WORK REQUIRED
Look through the entries and count each line that includes the string "should". Reply with the number alone.

(Page transcription records)
========================================================================

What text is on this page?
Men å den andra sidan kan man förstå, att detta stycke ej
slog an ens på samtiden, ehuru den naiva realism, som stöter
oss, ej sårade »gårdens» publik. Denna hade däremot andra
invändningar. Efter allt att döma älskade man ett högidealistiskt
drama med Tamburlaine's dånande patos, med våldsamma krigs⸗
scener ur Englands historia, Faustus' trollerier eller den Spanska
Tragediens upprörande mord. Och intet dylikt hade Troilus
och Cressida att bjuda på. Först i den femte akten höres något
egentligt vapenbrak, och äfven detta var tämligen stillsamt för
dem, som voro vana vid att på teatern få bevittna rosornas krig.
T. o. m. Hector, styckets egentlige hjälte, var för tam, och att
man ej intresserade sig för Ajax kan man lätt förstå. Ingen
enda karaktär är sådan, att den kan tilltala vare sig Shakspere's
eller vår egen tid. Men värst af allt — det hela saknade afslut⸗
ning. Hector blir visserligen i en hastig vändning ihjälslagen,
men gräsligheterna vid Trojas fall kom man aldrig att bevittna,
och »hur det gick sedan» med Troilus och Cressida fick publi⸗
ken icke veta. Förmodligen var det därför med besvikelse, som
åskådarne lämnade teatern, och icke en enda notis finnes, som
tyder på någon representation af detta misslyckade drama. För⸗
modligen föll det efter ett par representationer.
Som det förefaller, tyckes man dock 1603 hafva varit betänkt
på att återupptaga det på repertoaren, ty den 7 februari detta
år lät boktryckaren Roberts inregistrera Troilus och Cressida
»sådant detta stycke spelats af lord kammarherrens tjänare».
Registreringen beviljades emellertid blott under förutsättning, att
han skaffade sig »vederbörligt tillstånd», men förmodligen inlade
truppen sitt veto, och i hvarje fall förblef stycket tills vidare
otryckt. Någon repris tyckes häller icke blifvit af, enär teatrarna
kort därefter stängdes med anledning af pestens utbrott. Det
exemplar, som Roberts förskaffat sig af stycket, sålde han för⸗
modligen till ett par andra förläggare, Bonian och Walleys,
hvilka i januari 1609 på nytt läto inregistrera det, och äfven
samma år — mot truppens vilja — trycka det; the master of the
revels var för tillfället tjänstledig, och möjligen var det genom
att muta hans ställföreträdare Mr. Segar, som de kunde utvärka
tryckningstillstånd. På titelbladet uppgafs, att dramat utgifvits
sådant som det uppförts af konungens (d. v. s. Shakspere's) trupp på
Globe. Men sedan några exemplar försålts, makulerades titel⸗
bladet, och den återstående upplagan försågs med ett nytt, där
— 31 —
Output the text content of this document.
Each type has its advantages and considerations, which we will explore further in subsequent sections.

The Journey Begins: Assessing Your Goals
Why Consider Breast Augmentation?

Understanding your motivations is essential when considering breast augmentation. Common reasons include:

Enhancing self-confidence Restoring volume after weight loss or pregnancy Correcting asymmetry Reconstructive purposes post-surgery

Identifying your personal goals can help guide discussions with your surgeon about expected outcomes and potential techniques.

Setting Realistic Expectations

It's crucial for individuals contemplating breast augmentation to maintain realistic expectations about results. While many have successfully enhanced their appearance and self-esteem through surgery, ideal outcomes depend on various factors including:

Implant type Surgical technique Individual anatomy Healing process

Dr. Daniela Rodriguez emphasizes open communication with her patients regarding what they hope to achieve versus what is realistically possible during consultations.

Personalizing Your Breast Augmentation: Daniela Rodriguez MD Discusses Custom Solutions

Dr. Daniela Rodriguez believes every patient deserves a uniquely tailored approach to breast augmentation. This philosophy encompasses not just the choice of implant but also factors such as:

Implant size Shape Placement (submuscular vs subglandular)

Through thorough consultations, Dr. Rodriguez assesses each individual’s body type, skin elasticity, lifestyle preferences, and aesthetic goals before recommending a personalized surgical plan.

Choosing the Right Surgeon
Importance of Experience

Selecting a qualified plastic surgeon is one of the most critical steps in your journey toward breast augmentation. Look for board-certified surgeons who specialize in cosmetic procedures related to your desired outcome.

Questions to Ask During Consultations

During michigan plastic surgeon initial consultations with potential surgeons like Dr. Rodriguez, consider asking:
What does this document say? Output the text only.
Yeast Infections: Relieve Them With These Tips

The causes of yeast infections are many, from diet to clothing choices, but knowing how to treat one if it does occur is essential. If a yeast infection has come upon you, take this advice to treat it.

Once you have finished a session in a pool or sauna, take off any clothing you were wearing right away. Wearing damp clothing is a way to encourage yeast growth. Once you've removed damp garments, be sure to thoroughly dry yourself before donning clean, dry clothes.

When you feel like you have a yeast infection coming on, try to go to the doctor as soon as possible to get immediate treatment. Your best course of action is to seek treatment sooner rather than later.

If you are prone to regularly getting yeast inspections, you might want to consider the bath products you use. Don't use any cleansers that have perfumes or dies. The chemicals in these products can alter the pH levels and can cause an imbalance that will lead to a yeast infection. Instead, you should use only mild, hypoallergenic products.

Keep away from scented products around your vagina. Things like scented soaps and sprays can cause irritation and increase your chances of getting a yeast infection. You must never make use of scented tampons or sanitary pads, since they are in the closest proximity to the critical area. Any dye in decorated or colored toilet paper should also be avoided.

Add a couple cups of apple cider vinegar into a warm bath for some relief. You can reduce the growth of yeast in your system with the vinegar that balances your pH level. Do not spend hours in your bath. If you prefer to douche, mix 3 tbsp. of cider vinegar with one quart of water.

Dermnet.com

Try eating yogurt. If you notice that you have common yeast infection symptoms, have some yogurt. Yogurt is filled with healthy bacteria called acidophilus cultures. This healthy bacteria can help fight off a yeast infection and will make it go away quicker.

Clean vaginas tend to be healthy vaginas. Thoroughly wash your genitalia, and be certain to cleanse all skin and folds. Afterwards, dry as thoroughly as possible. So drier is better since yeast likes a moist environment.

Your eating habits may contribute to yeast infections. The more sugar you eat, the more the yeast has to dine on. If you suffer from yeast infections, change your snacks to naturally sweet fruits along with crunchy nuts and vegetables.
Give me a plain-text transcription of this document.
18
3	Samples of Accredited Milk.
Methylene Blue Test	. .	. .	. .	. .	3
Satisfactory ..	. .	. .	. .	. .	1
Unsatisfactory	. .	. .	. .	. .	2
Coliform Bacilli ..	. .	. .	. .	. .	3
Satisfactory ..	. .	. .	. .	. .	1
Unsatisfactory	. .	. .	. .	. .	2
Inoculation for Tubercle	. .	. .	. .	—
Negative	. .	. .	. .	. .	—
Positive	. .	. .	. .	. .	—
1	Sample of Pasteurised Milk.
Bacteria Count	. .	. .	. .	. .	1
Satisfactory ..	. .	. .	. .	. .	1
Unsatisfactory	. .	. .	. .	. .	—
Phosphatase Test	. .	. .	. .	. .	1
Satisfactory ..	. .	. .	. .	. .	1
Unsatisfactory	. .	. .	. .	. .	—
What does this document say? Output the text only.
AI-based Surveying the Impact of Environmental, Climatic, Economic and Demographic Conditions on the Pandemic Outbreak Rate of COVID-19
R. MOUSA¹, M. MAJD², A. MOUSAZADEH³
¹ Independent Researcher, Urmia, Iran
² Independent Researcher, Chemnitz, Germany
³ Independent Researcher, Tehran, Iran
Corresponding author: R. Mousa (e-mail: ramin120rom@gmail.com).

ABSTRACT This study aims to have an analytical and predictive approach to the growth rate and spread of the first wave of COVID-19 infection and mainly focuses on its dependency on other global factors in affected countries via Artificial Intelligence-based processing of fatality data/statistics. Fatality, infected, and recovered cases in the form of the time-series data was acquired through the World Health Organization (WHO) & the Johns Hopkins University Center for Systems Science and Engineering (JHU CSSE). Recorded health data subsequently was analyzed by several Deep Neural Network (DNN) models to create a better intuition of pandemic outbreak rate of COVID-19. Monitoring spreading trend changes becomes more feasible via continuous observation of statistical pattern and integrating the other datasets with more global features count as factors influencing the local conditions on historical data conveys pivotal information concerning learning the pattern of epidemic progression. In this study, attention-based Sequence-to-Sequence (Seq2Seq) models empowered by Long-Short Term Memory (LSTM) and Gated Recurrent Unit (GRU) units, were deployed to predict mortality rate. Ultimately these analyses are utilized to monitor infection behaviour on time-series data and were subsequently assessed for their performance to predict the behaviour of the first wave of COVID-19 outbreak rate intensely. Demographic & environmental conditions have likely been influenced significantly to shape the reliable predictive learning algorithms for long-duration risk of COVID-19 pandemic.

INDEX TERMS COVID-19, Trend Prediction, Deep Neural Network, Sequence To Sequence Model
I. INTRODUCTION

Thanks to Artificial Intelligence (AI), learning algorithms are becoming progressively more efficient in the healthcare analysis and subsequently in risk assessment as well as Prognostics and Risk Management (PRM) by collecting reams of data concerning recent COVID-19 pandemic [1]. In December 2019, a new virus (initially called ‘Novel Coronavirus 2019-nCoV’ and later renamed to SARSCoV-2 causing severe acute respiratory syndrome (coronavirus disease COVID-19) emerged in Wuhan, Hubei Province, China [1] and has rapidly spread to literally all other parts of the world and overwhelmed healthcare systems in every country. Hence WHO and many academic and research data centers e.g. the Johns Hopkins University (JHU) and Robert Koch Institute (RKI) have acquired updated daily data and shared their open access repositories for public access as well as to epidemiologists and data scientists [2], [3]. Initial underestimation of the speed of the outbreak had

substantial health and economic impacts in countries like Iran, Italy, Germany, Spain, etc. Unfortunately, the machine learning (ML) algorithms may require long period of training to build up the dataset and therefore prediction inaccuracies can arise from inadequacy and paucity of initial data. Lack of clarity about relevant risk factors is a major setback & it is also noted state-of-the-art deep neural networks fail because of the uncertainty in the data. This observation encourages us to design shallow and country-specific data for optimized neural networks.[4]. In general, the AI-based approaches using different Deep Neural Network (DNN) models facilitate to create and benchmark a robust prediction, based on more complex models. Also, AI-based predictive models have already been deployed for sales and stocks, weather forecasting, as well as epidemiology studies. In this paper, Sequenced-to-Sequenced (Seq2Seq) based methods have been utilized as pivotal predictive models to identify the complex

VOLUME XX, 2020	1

========================================================================

RESULT OF THIS TASK
2